<<<<

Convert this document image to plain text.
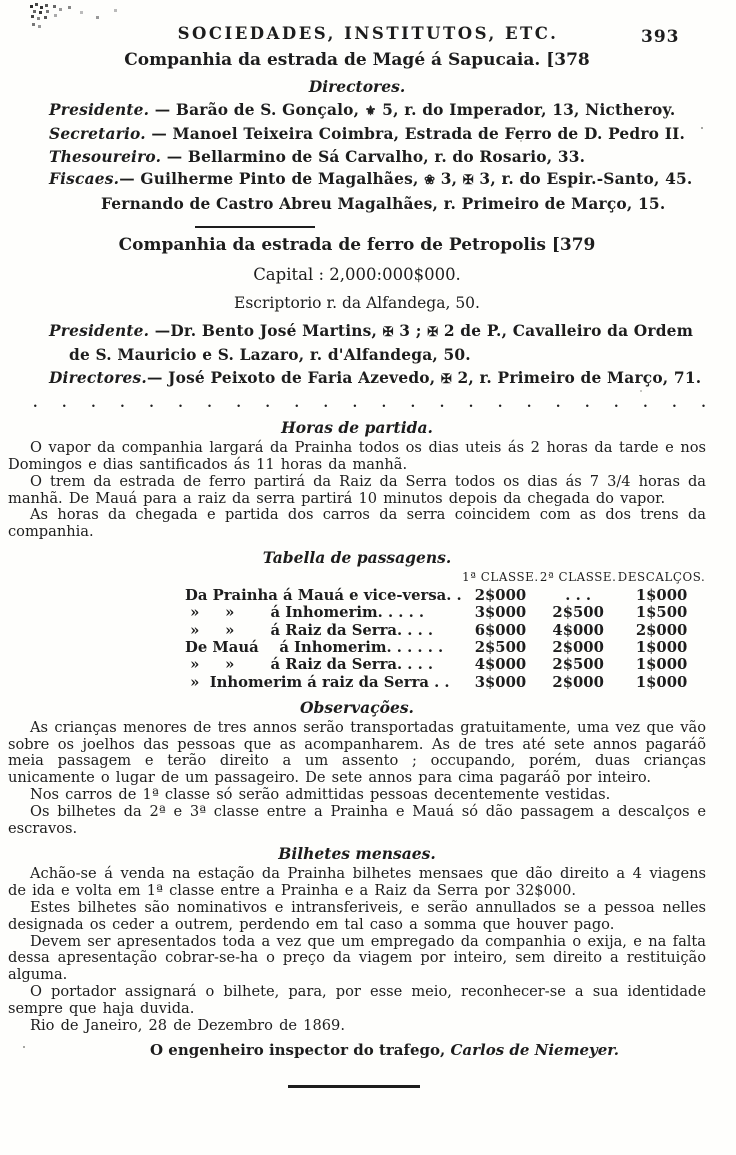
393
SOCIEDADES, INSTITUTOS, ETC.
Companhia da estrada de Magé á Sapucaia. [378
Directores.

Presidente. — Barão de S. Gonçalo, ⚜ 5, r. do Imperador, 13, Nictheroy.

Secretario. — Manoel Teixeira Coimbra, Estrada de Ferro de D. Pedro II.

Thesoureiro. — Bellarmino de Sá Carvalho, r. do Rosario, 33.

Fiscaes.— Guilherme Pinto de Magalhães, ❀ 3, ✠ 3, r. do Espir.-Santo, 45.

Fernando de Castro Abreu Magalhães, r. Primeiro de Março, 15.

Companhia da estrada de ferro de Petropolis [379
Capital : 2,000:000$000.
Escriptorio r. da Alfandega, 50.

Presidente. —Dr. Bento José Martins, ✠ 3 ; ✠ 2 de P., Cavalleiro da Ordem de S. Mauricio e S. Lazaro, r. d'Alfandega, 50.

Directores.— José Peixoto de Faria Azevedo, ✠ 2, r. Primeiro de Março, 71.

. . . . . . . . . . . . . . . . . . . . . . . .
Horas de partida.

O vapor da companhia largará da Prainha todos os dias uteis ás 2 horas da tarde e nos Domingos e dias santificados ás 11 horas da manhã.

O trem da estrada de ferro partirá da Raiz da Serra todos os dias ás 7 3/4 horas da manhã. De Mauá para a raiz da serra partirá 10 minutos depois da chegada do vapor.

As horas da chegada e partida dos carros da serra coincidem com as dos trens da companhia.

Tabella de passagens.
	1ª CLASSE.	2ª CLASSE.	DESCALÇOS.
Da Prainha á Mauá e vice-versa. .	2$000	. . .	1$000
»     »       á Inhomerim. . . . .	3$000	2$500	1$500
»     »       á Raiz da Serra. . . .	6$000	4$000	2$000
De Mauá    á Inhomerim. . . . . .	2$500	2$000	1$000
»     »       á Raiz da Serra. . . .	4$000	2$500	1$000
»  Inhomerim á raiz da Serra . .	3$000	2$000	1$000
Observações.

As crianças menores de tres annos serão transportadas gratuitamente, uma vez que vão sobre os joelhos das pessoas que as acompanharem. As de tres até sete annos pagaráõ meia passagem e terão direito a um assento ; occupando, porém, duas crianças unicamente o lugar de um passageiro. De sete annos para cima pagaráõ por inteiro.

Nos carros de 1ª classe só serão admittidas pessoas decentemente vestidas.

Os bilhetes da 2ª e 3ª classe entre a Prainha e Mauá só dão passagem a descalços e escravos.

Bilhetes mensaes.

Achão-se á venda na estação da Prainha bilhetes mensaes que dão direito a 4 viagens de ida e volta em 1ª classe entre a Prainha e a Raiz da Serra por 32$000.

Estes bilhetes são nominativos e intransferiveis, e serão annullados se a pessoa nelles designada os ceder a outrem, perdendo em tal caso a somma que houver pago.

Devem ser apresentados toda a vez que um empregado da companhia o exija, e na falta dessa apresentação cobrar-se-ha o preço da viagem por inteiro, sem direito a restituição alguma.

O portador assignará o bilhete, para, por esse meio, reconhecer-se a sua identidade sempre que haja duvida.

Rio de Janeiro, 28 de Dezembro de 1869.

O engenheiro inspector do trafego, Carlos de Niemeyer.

>>>>

**Exercise goal**
In the material above, find the lines that contain "mensaes" and show them.

**Task solution**
Bilhetes mensaes.
Achão-se á venda na estação da Prainha bilhetes mensaes que dão direito a 4 viagens de ida e volta em 1ª classe entre a Prainha e a Raiz da Serra por 32$000.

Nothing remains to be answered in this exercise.